### TEXTO-BASE
A presente nota pública se faz necessária em razão da divulgação dos dados em relação às crianças e adolescentes em situação de rua na cidade de São Paulo, pela Secretaria Municipal de Assistência e Desenvolvimento Social (SMADS), dentre os quais destacamos que foram contabilizadas, aproximadamente, quatro mil crianças em situação de rua, e que, desse total, somente 16% são atendidas em serviços de acolhimento, 10% pernoitam nas ruas, 73% utilizam a rua como meio de sobrevivência³ e, na perspectiva racial, 70% são pretas ou pardas4. Considerando o número alarmante de crianças e adolescentes que se encontram em situação de extrema vulnerabilidade social, a Comissão Especial de Defesa da Criança e do Adolescente da OAB SP se manifesta publicamente pela aprovação integral do substitutivo ao Projeto de Lei (PL) 253/2021, que institui a Política Municipal de Atenção Integral a Crianças e Adolescentes em Situação de Rua e na Rua e que tramita na Câmara de Vereadores de São Paulo, dada a urgência do tema.

Nesse sentido, destacamos algumas orientações no âmbito internacional e nacional sobre o tema, no sentido de guiar as autoridades e responsáveis pela gestão pública na condução das políticas públicas voltadas a esse público.

O Comentário Geral 21/2017 do Comitê dos Direitos da Criança da Organização das Nações Unidas orienta aos Estados signatários da Convenção sobre os Direitos da Criança a respeito de como desenvolver estratégias nacionais amplas e a longo prazo voltadas para as crianças em situação de rua.

O artigo 23 da Lei 8742/1993 – Lei Orgânica da Assistência Social (LOAS) – estabelece a obrigatoriedade de criação de programas de proteção às crianças e adolescentes e às pessoas em situação de rua, no âmbito da organização dos serviços de assistência social.

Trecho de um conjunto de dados

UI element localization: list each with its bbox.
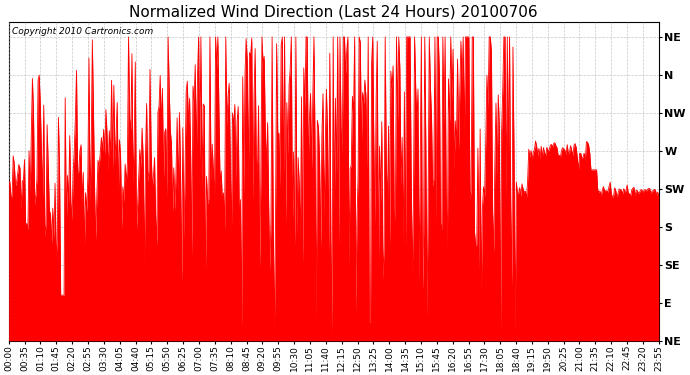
Text: Copyright 2010 Cartronics.com: Copyright 2010 Cartronics.com <box>12 27 153 36</box>
Title: Normalized Wind Direction (Last 24 Hours) 20100706: Normalized Wind Direction (Last 24 Hours… <box>130 4 538 19</box>
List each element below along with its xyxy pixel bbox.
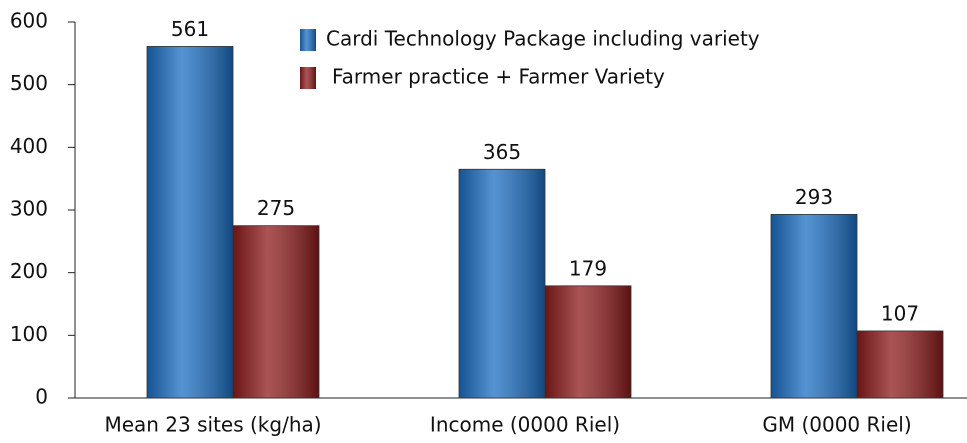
data-label: 293: [795, 185, 833, 209]
y-tick-label: 300: [10, 197, 48, 221]
x-tick-label: Mean 23 sites (kg/ha): [104, 413, 321, 437]
y-tick-label: 600: [10, 9, 48, 33]
bar: [147, 46, 233, 398]
x-tick-label: Income (0000 Riel): [430, 413, 620, 437]
data-label: 365: [483, 140, 521, 164]
data-label: 561: [171, 17, 209, 41]
y-tick-label: 400: [10, 134, 48, 158]
bar: [459, 169, 545, 398]
y-tick-label: 0: [35, 385, 48, 409]
data-label: 179: [569, 256, 607, 280]
data-label: 275: [257, 196, 295, 220]
bar: [233, 225, 319, 398]
bar: [545, 285, 631, 398]
bar-outline: [544, 285, 632, 399]
bar: [771, 214, 857, 398]
bar-outline: [770, 213, 858, 399]
y-tick-label: 500: [10, 71, 48, 95]
legend-label: Cardi Technology Package including varie…: [326, 27, 760, 51]
x-tick-label: GM (0000 Riel): [762, 413, 911, 437]
legend-swatch-shade: [300, 67, 316, 89]
bar: [857, 330, 943, 398]
y-tick-label: 100: [10, 322, 48, 346]
legend-swatch-shade: [300, 29, 316, 51]
bar-outline: [232, 225, 320, 399]
y-tick-label: 200: [10, 259, 48, 283]
data-label: 107: [881, 301, 919, 325]
bar-outline: [856, 330, 944, 399]
bar-outline: [146, 46, 234, 399]
bar-outline: [458, 168, 546, 399]
legend-label: Farmer practice + Farmer Variety: [332, 65, 665, 89]
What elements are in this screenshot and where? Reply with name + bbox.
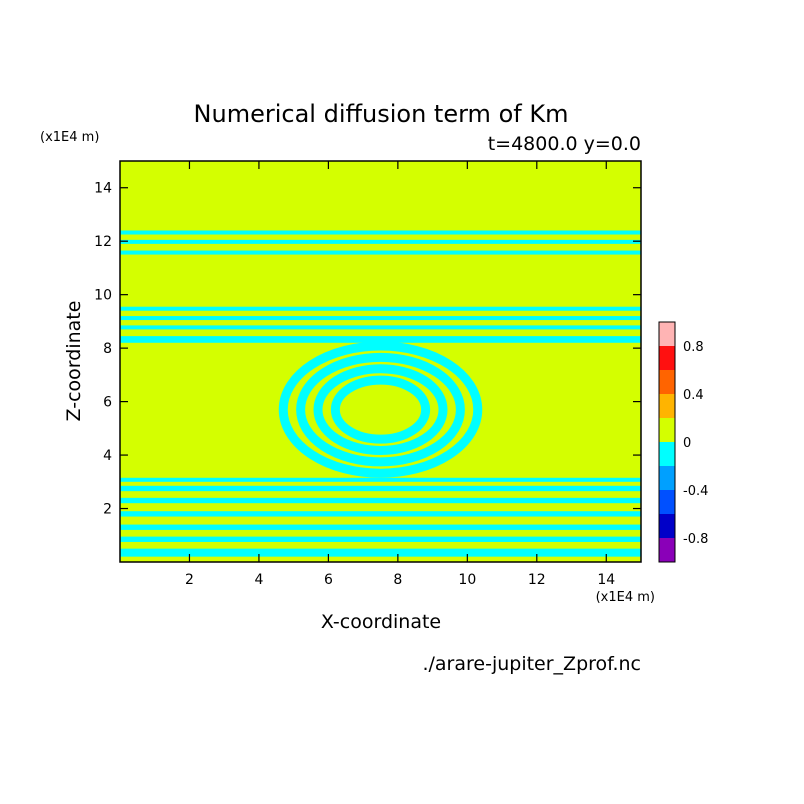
field-band (120, 336, 641, 343)
colorbar-segment (659, 370, 675, 394)
x-axis-label: X-coordinate (321, 611, 441, 633)
field-band (120, 524, 641, 530)
chart-subtitle: t=4800.0 y=0.0 (488, 133, 641, 155)
y-tick-label: 4 (103, 448, 112, 464)
colorbar-segment (659, 490, 675, 514)
colorbar-segment (659, 346, 675, 370)
field-dome-ring (296, 352, 465, 467)
colorbar-segment (659, 442, 675, 466)
source-file-label: ./arare-jupiter_Zprof.nc (422, 653, 641, 675)
chart-title: Numerical diffusion term of Km (194, 100, 569, 128)
field-band (120, 306, 641, 311)
y-tick-label: 6 (103, 395, 112, 411)
colorbar-tick-label: 0.8 (683, 340, 704, 355)
colorbar-frame (658, 321, 676, 563)
field-band (120, 497, 641, 504)
field-dome-ring (313, 364, 448, 456)
colorbar-segment (659, 538, 675, 562)
colorbar-tick-label: -0.8 (683, 532, 708, 547)
field-band (120, 239, 641, 244)
plot-area (120, 161, 641, 562)
colorbar-segment (659, 394, 675, 418)
colorbar-segment (659, 466, 675, 490)
colorbar: 0.8 0.4 0 -0.4 -0.8 (658, 321, 708, 563)
field-band (120, 548, 641, 557)
field-bands (120, 230, 641, 557)
field-band (120, 477, 641, 482)
field-dome-ring (330, 375, 431, 444)
colorbar-segment (659, 322, 675, 346)
x-unit-label: (x1E4 m) (596, 590, 655, 605)
x-tick-label: 14 (597, 572, 615, 588)
field-band (120, 536, 641, 542)
plot-frame (119, 160, 642, 563)
y-tick-label: 14 (94, 181, 112, 197)
y-tick-label: 10 (94, 288, 112, 304)
colorbar-segment (659, 514, 675, 538)
y-tick-label: 12 (94, 234, 112, 250)
y-axis-label: Z-coordinate (63, 301, 85, 422)
field-dome-ring (278, 341, 483, 478)
field-band (120, 325, 641, 330)
x-tick-label: 12 (528, 572, 546, 588)
field-band (120, 230, 641, 235)
y-tick-label: 2 (103, 502, 112, 518)
field-dome (278, 341, 483, 478)
field-band (120, 485, 641, 492)
y-axis-ticks: 2 4 6 8 10 12 14 (94, 181, 641, 518)
field-band (120, 316, 641, 321)
y-tick-label: 8 (103, 341, 112, 357)
colorbar-segment (659, 418, 675, 442)
x-tick-label: 10 (458, 572, 476, 588)
y-unit-label: (x1E4 m) (40, 130, 99, 145)
field-band (120, 250, 641, 255)
colorbar-tick-label: 0 (683, 436, 691, 451)
x-axis-ticks: 2 4 6 8 10 12 14 (185, 161, 615, 588)
x-tick-label: 2 (185, 572, 194, 588)
colorbar-tick-label: -0.4 (683, 484, 708, 499)
x-tick-label: 4 (254, 572, 263, 588)
field-band (120, 511, 641, 517)
x-tick-label: 8 (393, 572, 402, 588)
colorbar-tick-label: 0.4 (683, 388, 704, 403)
x-tick-label: 6 (324, 572, 333, 588)
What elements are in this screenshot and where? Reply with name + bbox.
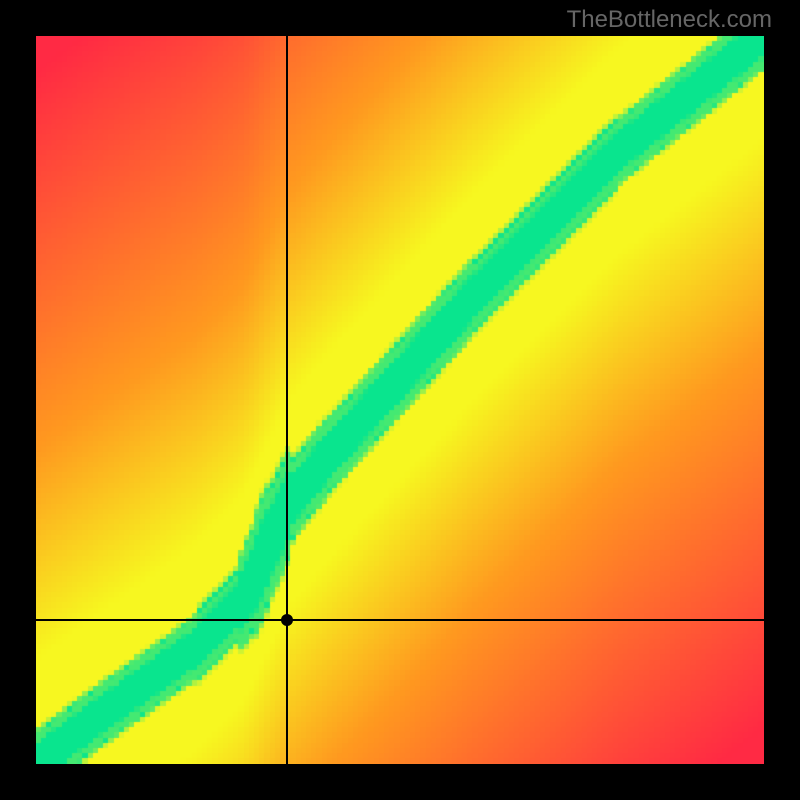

### ATIVIDADES PROPOSTAS
A: Transcreva, da nota sobre crianças em situação de rua, o trecho que começa em "Nesse sentido, destacamos" e vai até "situação de rua.", inclusive.
B: Dê continuidade à nota sobre crianças em situação de rua a partir do ponto em que ela termina.

### RESPOSTAS POR TAREFA
A:
Nesse sentido, destacamos algumas orientações no âmbito internacional e nacional sobre o tema, no sentido de guiar as autoridades e responsáveis pela gestão pública na condução das políticas públicas voltadas a esse público.

O Comentário Geral 21/2017 do Comitê dos Direitos da Criança da Organização das Nações Unidas orienta aos Estados signatários da Convenção sobre os Direitos da Criança a respeito de como desenvolver estratégias nacionais amplas e a longo prazo voltadas para as crianças em situação de rua.

B:
A Resolução Conjunta do Conselho Nacional de Assistência Social (Cnas) e do Conselho Nacional dos Direitos da Criança e do Adolescente (Conanda) número 1, de 15 de dezembro de 2016, dispõe sobre o conceito e o atendimento de criança e adolescente em situação de rua e inclui o subitem 4.6, no item 4, do Capítulo III do documento Orientações Técnicas: Serviços de Acolhimento para Crianças e Adolescentes.

A Resolução Cnas/Conanda 1, de 7 de junho de 2017, estabelece as Diretrizes Políticas e Metodológicas para o atendimento de crianças e adolescentes em situação de rua no âmbito da Política de Assistência Social.

A Resolução 187 do Conanda, de 9 de março de 2017, aprova o documento Orientações Técnicas para Educadores Sociais de Rua em Programas, Projetos e Serviços com Crianças e Adolescentes em Situação de Rua.

A Resolução 40/2020 do Conselho Nacional dos Direitos Humanos (CNDH) dispõe sobre as diretrizes para promoção, proteção e defesa dos direitos humanos das pessoas em situação de rua, de acordo com a Política Nacional para a População em Situação de Rua.

Tais documentos já apontam para caminhos que podem guiar o planejamento da legislação e o desenho de políticas públicas para crianças e adolescentes em situação de rua. Uma legislação municipal específica sobre o tema, construída com a sociedade civil, guiada pelos valores da proteção integral de todas as crianças e adolescentes e combate a qualquer forma de discriminação, será de fundamental importância para contribuir que as políticas municipais atendam as especificidades desse público e que considere a complexidade do problema, consolidando em um único documento as orientações contidas nos documentos anteriormente citados.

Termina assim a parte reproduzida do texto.